§ **TASK DATA**:
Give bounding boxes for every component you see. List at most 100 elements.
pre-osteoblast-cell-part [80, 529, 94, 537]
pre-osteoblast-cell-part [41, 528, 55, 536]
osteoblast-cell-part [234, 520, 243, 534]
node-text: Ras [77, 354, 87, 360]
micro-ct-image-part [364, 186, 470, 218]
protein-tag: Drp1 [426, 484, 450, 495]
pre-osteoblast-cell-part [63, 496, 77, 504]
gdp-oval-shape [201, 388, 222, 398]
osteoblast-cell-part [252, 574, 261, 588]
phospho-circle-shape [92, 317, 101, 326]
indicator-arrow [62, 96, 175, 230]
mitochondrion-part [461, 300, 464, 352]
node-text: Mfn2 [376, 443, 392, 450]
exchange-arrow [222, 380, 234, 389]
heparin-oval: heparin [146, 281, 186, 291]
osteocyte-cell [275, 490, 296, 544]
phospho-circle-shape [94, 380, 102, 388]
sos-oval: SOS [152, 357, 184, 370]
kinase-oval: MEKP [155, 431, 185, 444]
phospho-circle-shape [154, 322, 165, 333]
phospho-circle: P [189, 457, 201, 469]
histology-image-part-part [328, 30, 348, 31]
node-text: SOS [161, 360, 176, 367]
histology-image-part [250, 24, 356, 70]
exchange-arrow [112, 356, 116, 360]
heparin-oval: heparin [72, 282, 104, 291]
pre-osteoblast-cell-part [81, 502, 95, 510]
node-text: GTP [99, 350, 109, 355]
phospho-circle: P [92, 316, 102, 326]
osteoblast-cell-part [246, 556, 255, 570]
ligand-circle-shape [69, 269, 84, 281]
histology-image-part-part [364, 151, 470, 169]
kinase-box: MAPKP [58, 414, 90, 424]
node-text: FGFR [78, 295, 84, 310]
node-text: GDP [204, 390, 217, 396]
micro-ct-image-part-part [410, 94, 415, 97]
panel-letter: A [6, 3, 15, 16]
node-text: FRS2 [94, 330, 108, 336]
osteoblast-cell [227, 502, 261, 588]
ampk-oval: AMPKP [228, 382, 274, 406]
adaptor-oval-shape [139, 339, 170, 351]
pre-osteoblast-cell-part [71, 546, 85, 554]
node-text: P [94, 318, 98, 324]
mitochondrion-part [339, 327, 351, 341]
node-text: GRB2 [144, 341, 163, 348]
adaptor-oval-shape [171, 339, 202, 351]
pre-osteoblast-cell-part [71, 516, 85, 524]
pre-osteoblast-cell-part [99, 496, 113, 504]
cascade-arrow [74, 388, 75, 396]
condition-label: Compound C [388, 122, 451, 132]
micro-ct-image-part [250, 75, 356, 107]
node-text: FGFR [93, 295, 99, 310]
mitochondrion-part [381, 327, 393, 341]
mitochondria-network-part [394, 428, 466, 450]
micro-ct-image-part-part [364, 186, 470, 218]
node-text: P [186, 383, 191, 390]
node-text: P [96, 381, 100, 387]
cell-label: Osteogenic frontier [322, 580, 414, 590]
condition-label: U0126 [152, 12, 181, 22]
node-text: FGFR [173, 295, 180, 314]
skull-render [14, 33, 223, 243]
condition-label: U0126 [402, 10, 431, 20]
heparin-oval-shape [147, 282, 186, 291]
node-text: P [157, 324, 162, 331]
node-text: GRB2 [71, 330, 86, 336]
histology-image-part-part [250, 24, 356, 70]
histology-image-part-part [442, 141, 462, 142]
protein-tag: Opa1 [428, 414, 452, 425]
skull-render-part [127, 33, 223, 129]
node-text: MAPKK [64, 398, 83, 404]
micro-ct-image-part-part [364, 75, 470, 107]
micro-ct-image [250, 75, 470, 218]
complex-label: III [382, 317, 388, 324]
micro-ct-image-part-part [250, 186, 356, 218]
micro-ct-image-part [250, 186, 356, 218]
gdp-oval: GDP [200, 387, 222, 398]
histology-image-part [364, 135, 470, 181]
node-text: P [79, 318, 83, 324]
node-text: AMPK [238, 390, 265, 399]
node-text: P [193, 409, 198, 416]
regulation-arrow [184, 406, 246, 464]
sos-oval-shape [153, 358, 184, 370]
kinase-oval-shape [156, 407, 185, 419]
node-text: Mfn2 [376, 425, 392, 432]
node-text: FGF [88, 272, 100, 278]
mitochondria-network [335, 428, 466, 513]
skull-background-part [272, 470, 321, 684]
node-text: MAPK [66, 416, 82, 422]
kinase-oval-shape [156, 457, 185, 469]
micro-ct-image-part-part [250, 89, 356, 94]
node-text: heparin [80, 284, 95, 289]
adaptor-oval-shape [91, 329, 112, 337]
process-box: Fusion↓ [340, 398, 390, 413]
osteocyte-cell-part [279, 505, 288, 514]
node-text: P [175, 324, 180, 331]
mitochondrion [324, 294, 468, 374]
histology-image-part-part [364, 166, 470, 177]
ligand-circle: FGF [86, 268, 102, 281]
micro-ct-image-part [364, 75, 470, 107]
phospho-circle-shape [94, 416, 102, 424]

§ **ACTION ITEM**:
Repeat the material, keeping every word exactly as it is.

§ **RESPONSE BOX**:
Give bounding boxes for every component you see. List at most 100 elements.
pre-osteoblast-cell-part [80, 529, 94, 537]
pre-osteoblast-cell-part [41, 528, 55, 536]
osteoblast-cell-part [234, 520, 243, 534]
node-text: Ras [77, 354, 87, 360]
micro-ct-image-part [364, 186, 470, 218]
protein-tag: Drp1 [426, 484, 450, 495]
pre-osteoblast-cell-part [63, 496, 77, 504]
gdp-oval-shape [201, 388, 222, 398]
osteoblast-cell-part [252, 574, 261, 588]
phospho-circle-shape [92, 317, 101, 326]
indicator-arrow [62, 96, 175, 230]
mitochondrion-part [461, 300, 464, 352]
node-text: Mfn2 [376, 443, 392, 450]
exchange-arrow [222, 380, 234, 389]
heparin-oval: heparin [146, 281, 186, 291]
osteocyte-cell [275, 490, 296, 544]
phospho-circle-shape [94, 380, 102, 388]
sos-oval: SOS [152, 357, 184, 370]
kinase-oval: MEKP [155, 431, 185, 444]
phospho-circle-shape [154, 322, 165, 333]
phospho-circle: P [189, 457, 201, 469]
histology-image-part-part [328, 30, 348, 31]
node-text: SOS [161, 360, 176, 367]
histology-image-part [250, 24, 356, 70]
exchange-arrow [112, 356, 116, 360]
heparin-oval: heparin [72, 282, 104, 291]
pre-osteoblast-cell-part [81, 502, 95, 510]
node-text: GTP [99, 350, 109, 355]
phospho-circle: P [92, 316, 102, 326]
osteoblast-cell-part [246, 556, 255, 570]
ligand-circle-shape [69, 269, 84, 281]
histology-image-part-part [364, 151, 470, 169]
kinase-box: MAPKP [58, 414, 90, 424]
node-text: FGFR [78, 295, 84, 310]
node-text: GDP [204, 390, 217, 396]
micro-ct-image-part-part [410, 94, 415, 97]
panel-letter: A [6, 3, 15, 16]
node-text: FRS2 [94, 330, 108, 336]
osteoblast-cell [227, 502, 261, 588]
ampk-oval: AMPKP [228, 382, 274, 406]
adaptor-oval-shape [139, 339, 170, 351]
pre-osteoblast-cell-part [71, 546, 85, 554]
node-text: P [94, 318, 98, 324]
mitochondrion-part [339, 327, 351, 341]
node-text: GRB2 [144, 341, 163, 348]
adaptor-oval-shape [171, 339, 202, 351]
pre-osteoblast-cell-part [71, 516, 85, 524]
pre-osteoblast-cell-part [99, 496, 113, 504]
cascade-arrow [74, 388, 75, 396]
condition-label: Compound C [388, 122, 451, 132]
micro-ct-image-part [250, 75, 356, 107]
node-text: FGFR [93, 295, 99, 310]
mitochondrion-part [381, 327, 393, 341]
mitochondria-network-part [394, 428, 466, 450]
micro-ct-image-part-part [364, 186, 470, 218]
node-text: P [186, 383, 191, 390]
node-text: P [96, 381, 100, 387]
cell-label: Osteogenic frontier [322, 580, 414, 590]
condition-label: U0126 [152, 12, 181, 22]
node-text: FGFR [173, 295, 180, 314]
skull-render [14, 33, 223, 243]
condition-label: U0126 [402, 10, 431, 20]
heparin-oval-shape [147, 282, 186, 291]
node-text: P [157, 324, 162, 331]
node-text: GRB2 [71, 330, 86, 336]
histology-image-part-part [250, 24, 356, 70]
histology-image-part-part [442, 141, 462, 142]
protein-tag: Opa1 [428, 414, 452, 425]
skull-render-part [127, 33, 223, 129]
node-text: MAPKK [64, 398, 83, 404]
micro-ct-image-part-part [364, 75, 470, 107]
micro-ct-image [250, 75, 470, 218]
complex-label: III [382, 317, 388, 324]
micro-ct-image-part-part [250, 186, 356, 218]
micro-ct-image-part [250, 186, 356, 218]
gdp-oval: GDP [200, 387, 222, 398]
histology-image-part [364, 135, 470, 181]
node-text: P [79, 318, 83, 324]
node-text: AMPK [238, 390, 265, 399]
node-text: P [193, 409, 198, 416]
regulation-arrow [184, 406, 246, 464]
sos-oval-shape [153, 358, 184, 370]
kinase-oval-shape [156, 407, 185, 419]
node-text: Mfn2 [376, 425, 392, 432]
node-text: FGF [88, 272, 100, 278]
mitochondria-network [335, 428, 466, 513]
skull-background-part [272, 470, 321, 684]
node-text: MAPK [66, 416, 82, 422]
kinase-oval-shape [156, 457, 185, 469]
micro-ct-image-part-part [250, 89, 356, 94]
node-text: heparin [80, 284, 95, 289]
adaptor-oval-shape [91, 329, 112, 337]
process-box: Fusion↓ [340, 398, 390, 413]
osteocyte-cell-part [279, 505, 288, 514]
node-text: P [175, 324, 180, 331]
mitochondrion [324, 294, 468, 374]
histology-image-part-part [364, 166, 470, 177]
ligand-circle: FGF [86, 268, 102, 281]
micro-ct-image-part [364, 75, 470, 107]
phospho-circle-shape [94, 416, 102, 424]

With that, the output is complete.